■ PAGE:
## Start

So O’Hara veered from the path that’d seemed so right for so long, that single-mindedness on space exploration, and applied for the research associate gig. She landed it, as an alternate. That “alternate” label meant an offer the next year, so O’Hara had to find a job in the interim.

Caroline had a friend who worked at Woods Hole Oceanographic Institution, a non-profit dedicated to advancing the knowledge of the ocean through science, engineering and education, and thought it could satisfy O’Hara’s exploratory inclinations. O’Hara found a position there as a mechanical engineer to design, build and test equipment and hardware. It appealed to her.

“I had gotten a taste of that at Purdue because I did a design, build, test class I took from Dr. Anderson. I got to design with a group of students, we designed and built and tested an experiment, so I got to do a little bit of hardware design, and I really enjoyed the whole design process, modeling parts and working with the machine shop, basic part design,” she said. “I saw that (WHOI) job posting, and it was kind of perfect.”

O’Hara was only intending to be at Woods Hole for a year, as a stop-gap to traversing Antarctica.

WHOI
O'Hara's work at Woods Hole Oceanographic Institution included an upgrade to Alvin.(Credit: WHOI)

Soon after she arrived, she was assigned work on an upgrade to the human-occupied research submersible Alvin. She liked working on bigger projects for manned vehicles, so she knew this project would be up her alley.

“And it’d be really cool to dive in a sub,” she said with a laugh.

So instead of taking the job in Antarctica, she stayed at Woods Hole. Ultimately, she participated in 11 research cruises aboard research vessels, including one in the 6-foot, 11-inch diameter sphere inside Alvin. She was wowed to realize that she was experiencing the ideal mix of engineering and operations, and she liked it.

She saw the whole Alvin project through — it lasted four years. She considered leaving WHOI several times to go back into aerospace, but, in the end, “I really loved working there.”

“I liked the work I was doing. That was my trajectory, if I hadn’t come to NASA, to be a mostly operational person,” she said. “I liked the people I worked with. Got to travel all over the world and work with different scientists from all over the world. So it was cool, and it was exactly what I had been looking for.”

O’Hara also was developing skill sets at WHOI that, ultimately, amplified her application for NASA. She saw going to sea very much akin to going to a sea “of a different nature” in space, on a different kind of vehicle. Both environments and work do complex science and research in remote and very limited environments, providing the best kind of challenges.

O’Hara applied for the astronaut class a second time and third time while she was at WHOI.

The latter clicked.

Out of more than 18,000 applicants, she made the first cut of 120 to come for an in-person interview. The next cut down to 50 included a second round of in-person interviews. Then in June 2017, at the end of an 18-month-long process, she learned she was among 12 chosen for the Astronaut Candidate Class. She reported for duty in August 2017.

## End

■ RECORDED DATA:
## Start

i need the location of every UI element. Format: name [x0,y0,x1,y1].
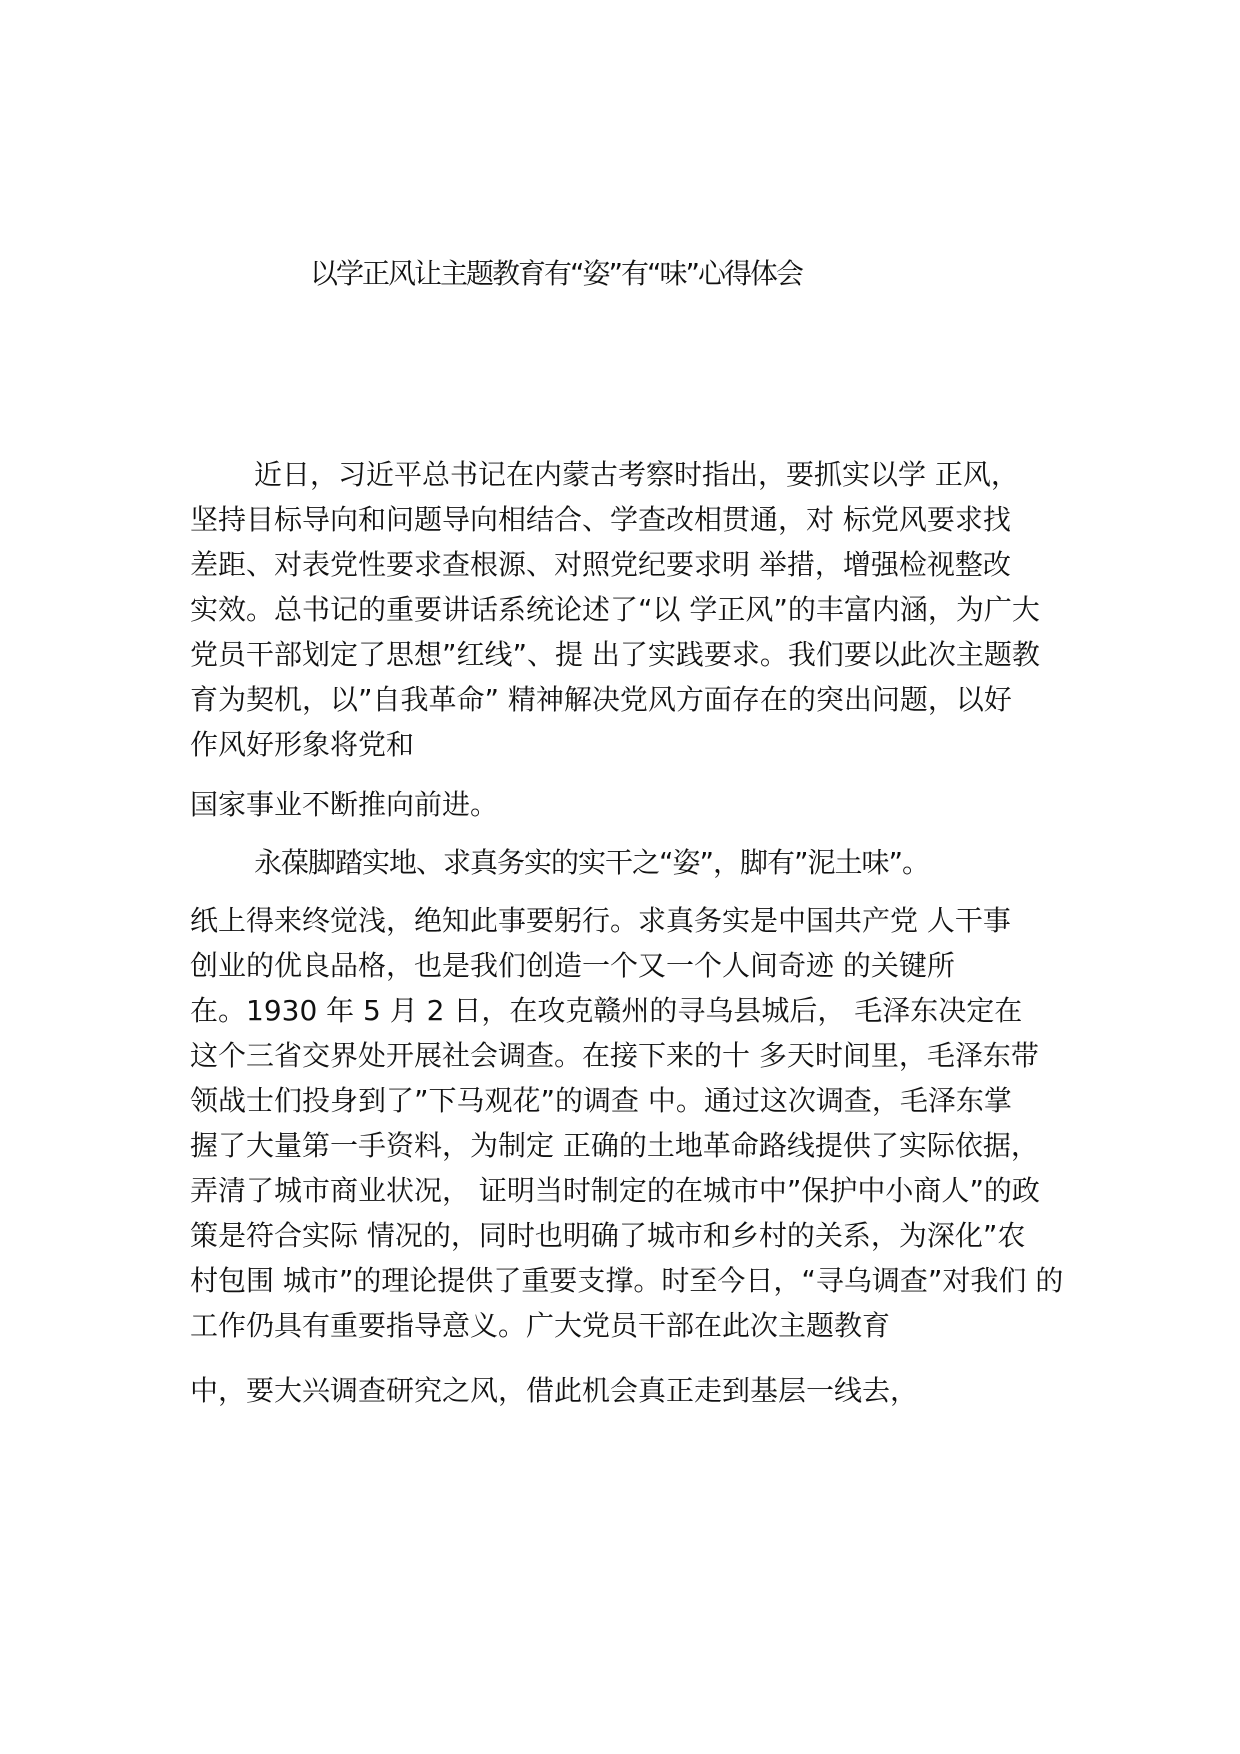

## End
## Start

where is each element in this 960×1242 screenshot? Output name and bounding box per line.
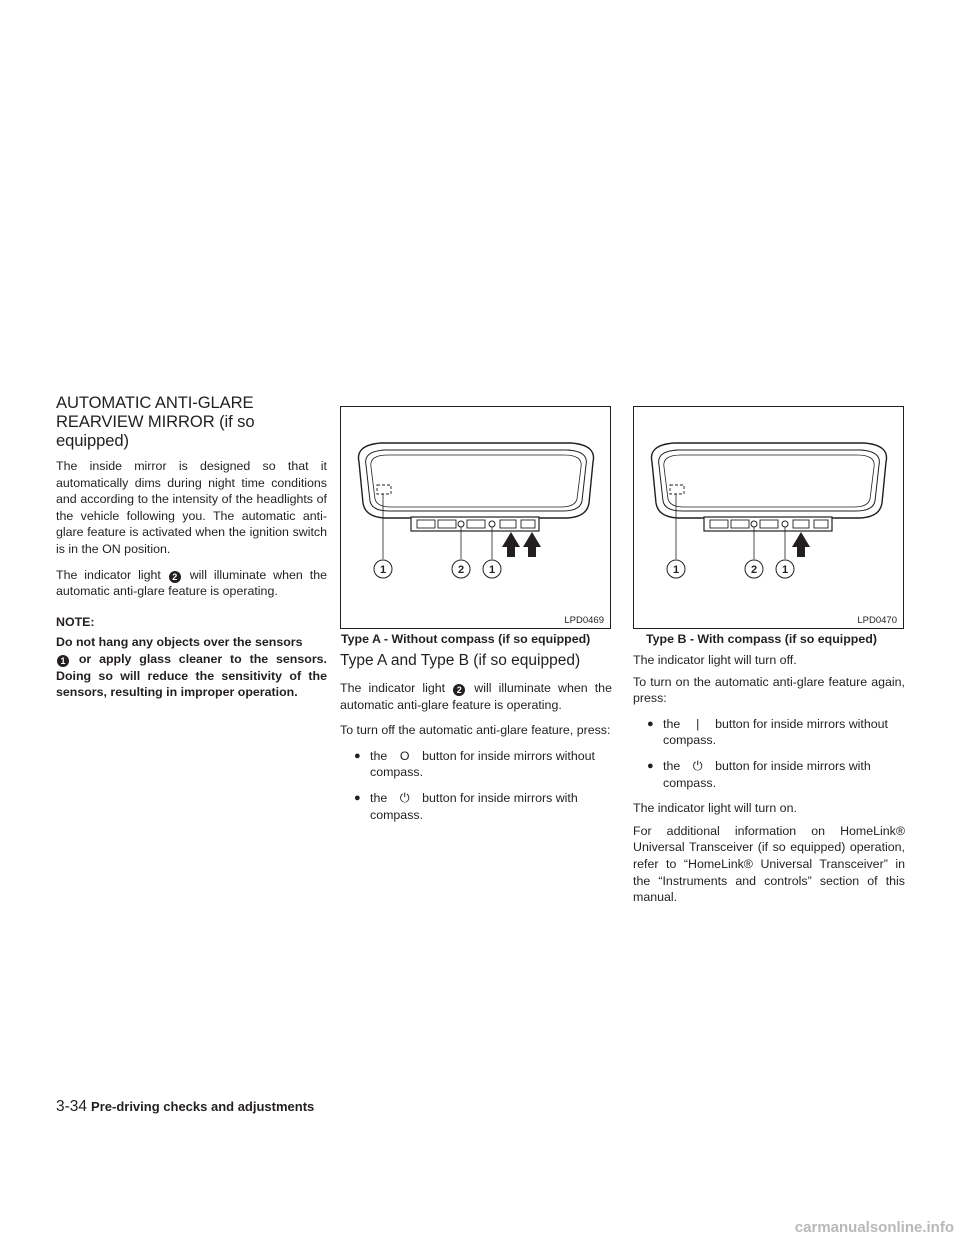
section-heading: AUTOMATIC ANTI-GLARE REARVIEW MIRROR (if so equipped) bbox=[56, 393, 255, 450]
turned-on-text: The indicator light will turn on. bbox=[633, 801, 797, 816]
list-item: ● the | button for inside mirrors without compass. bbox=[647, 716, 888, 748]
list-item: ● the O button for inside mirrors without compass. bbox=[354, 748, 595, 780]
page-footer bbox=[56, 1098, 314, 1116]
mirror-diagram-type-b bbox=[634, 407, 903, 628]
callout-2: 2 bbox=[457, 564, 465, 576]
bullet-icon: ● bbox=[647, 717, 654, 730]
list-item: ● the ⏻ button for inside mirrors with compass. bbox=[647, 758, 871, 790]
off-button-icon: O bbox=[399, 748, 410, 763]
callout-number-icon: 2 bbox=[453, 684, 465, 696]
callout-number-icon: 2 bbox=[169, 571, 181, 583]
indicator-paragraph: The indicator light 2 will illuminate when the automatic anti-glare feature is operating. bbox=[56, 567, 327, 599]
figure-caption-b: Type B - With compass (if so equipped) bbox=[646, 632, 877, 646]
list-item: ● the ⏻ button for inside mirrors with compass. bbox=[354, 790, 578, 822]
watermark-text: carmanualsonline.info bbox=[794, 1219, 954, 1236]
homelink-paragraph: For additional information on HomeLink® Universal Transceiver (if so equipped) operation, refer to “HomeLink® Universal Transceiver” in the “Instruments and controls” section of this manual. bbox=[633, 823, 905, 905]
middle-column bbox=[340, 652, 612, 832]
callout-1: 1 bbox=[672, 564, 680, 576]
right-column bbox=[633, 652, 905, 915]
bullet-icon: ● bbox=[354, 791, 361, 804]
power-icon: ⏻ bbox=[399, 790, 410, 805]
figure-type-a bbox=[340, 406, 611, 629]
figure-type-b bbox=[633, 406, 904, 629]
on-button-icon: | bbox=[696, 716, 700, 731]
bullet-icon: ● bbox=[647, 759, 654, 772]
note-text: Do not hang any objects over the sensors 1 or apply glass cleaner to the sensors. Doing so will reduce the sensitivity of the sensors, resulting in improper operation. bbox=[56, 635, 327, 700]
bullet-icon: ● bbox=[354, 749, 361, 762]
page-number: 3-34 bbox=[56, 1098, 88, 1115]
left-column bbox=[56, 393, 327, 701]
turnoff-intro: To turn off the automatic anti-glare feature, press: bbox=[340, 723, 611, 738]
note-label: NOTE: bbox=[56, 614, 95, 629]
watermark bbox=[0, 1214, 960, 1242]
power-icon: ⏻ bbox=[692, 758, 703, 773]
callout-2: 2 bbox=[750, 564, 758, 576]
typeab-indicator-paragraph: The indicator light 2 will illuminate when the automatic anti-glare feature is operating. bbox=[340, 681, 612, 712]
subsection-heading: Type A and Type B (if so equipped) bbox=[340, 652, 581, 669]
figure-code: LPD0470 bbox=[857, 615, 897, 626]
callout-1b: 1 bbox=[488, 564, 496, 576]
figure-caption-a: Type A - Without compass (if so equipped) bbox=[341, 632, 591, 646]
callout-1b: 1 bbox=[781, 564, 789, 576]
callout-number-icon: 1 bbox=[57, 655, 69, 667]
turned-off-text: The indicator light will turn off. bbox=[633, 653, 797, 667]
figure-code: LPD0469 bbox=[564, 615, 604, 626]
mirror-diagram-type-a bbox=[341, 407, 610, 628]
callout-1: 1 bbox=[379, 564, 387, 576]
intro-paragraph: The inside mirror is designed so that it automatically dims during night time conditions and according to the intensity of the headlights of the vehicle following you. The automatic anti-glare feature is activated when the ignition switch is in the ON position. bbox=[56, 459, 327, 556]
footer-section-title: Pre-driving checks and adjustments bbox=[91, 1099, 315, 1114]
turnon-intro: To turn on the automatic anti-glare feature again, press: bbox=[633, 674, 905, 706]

## End
## Start

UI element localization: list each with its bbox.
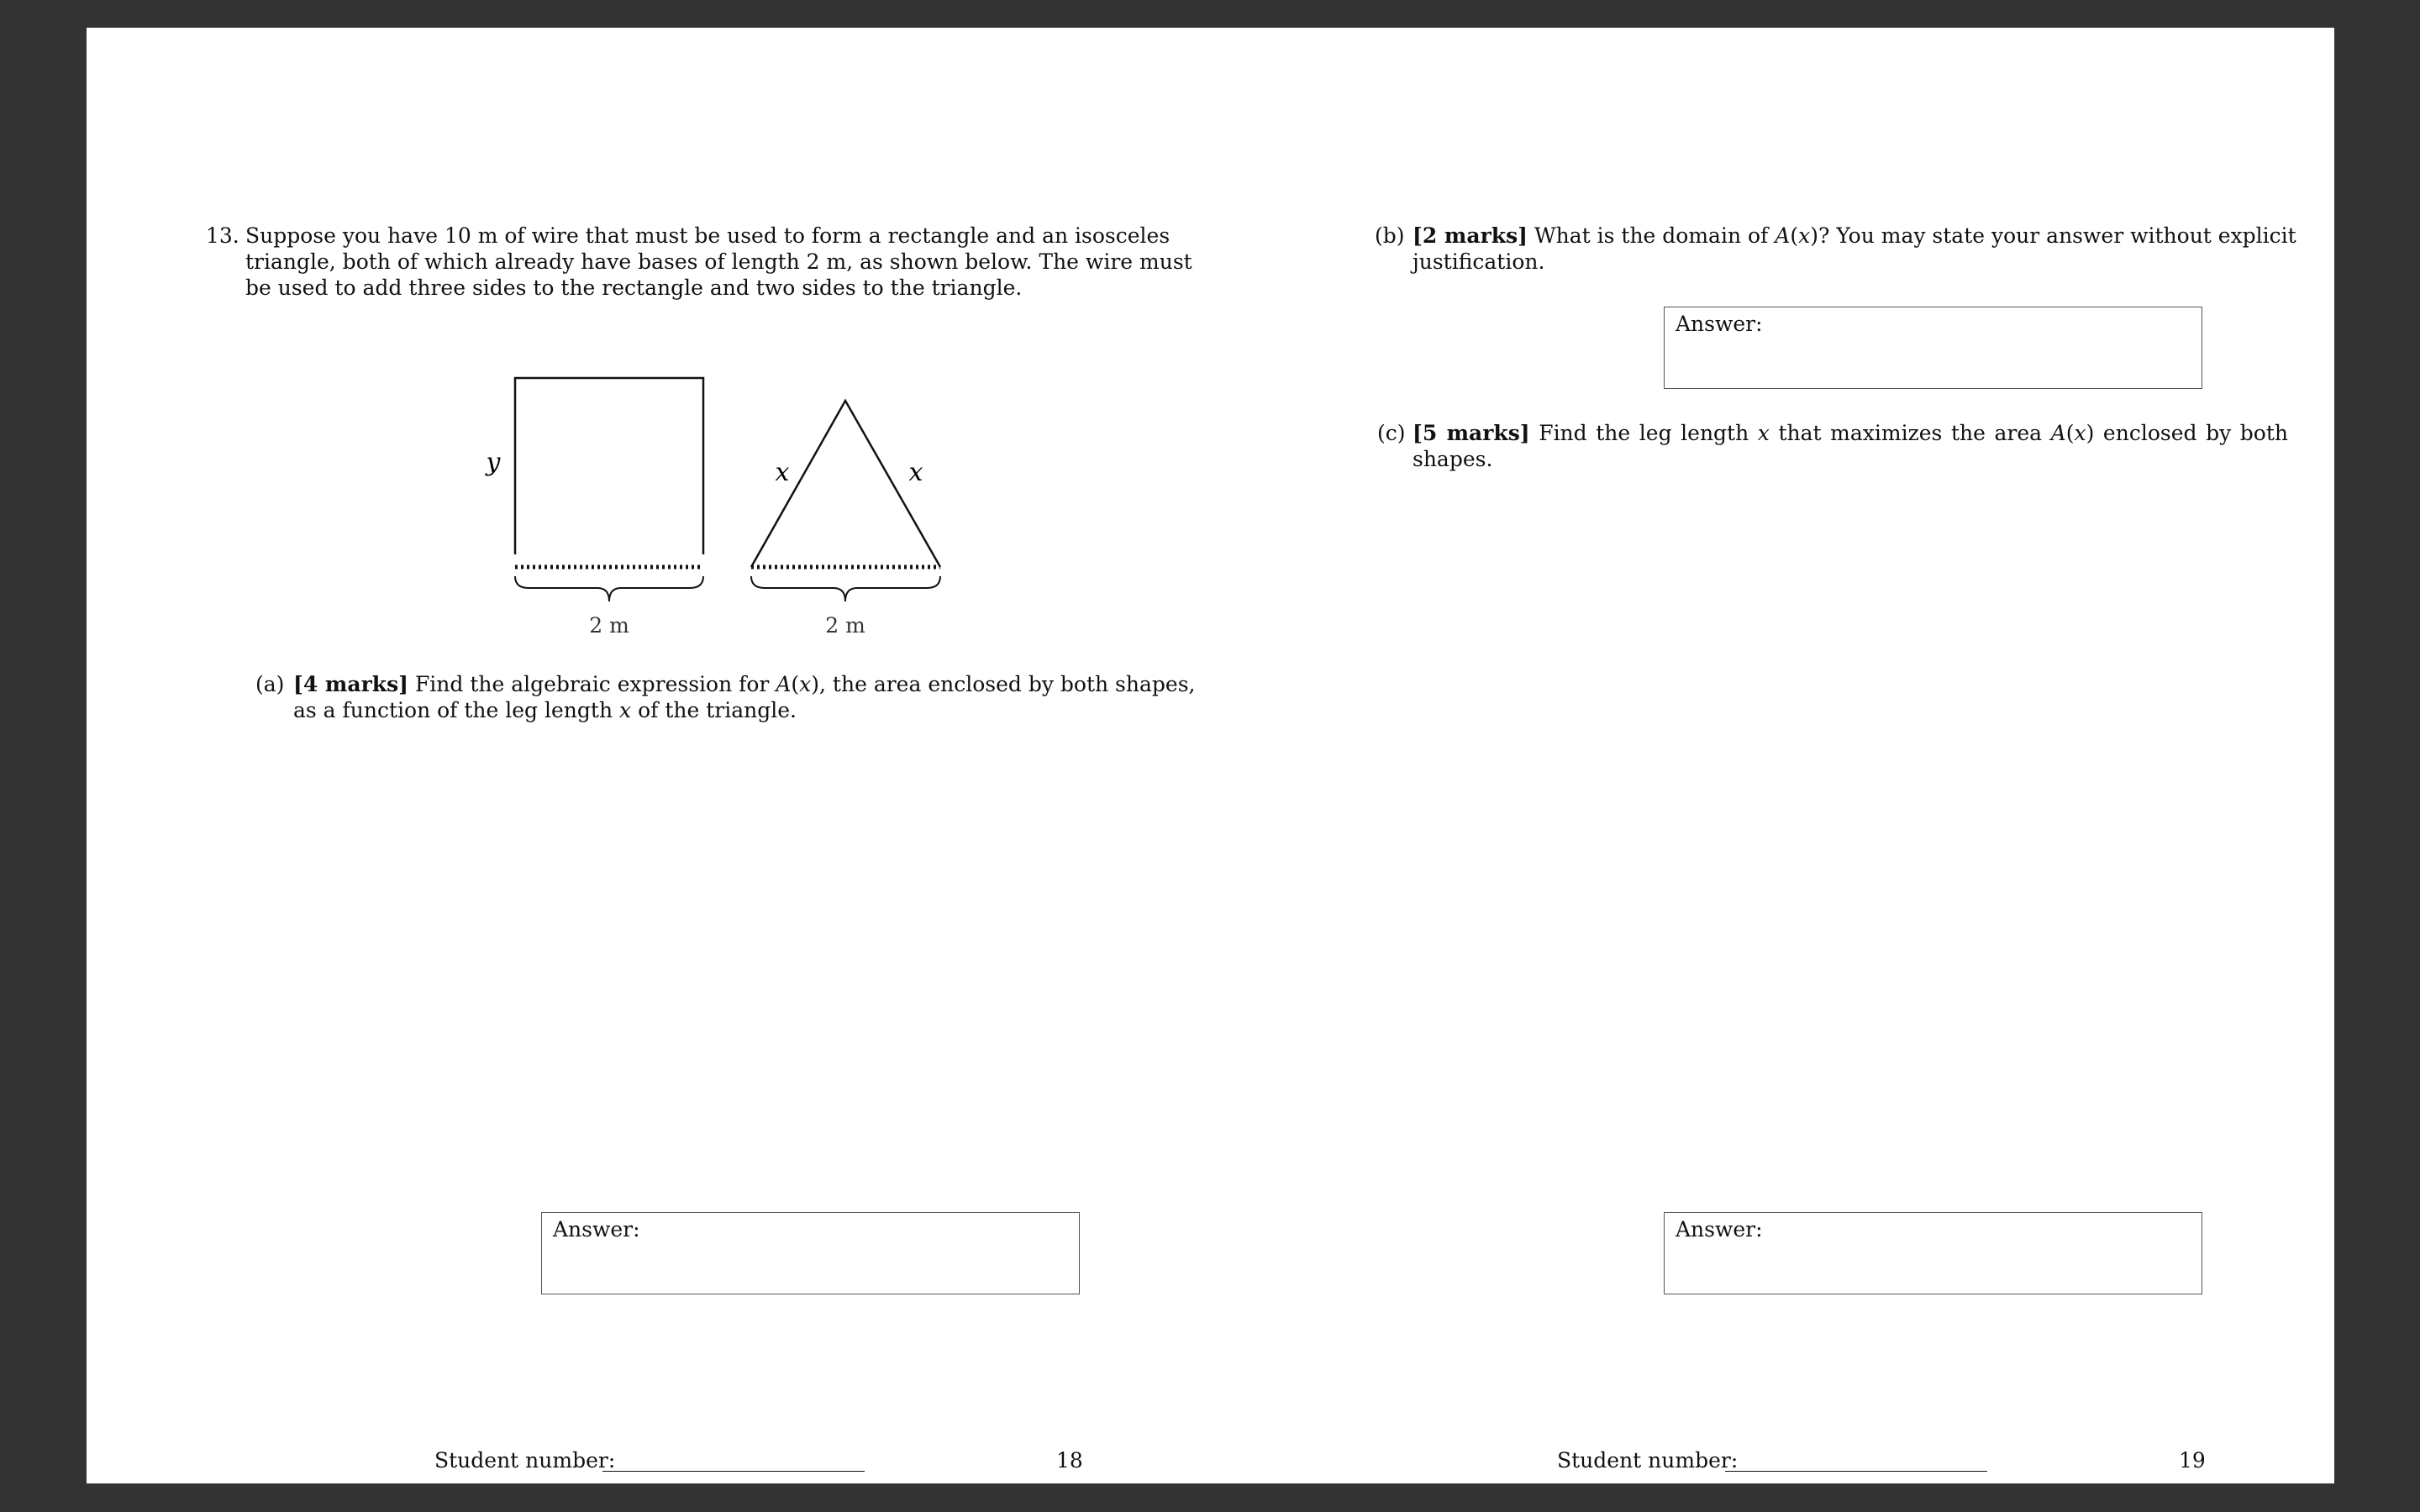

## End

■ TO BE DONE:
a. Answer these questions about the O'Hara profile:
(i) In how many research cruises did O'Hara participate?
(ii) How long did the Alvin project last?
(iii) In what month and year did O'Hara report for duty?
b. Rewrite the O'Hara profile between "O’Hara was only" and "with a laugh.", inclusive, changing "bigger projects" to "larger projects".
The items are not needed here.

■ TASK ANSWERS:
a.
(i) 11
(ii) Four years
(iii) August 2017

b.
O’Hara was only intending to be at Woods Hole for a year, as a stop-gap to traversing Antarctica.

WHOI
O'Hara's work at Woods Hole Oceanographic Institution included an upgrade to Alvin.(Credit: WHOI)

Soon after she arrived, she was assigned work on an upgrade to the human-occupied research submersible Alvin. She liked working on larger projects for manned vehicles, so she knew this project would be up her alley.

“And it’d be really cool to dive in a sub,” she said with a laugh.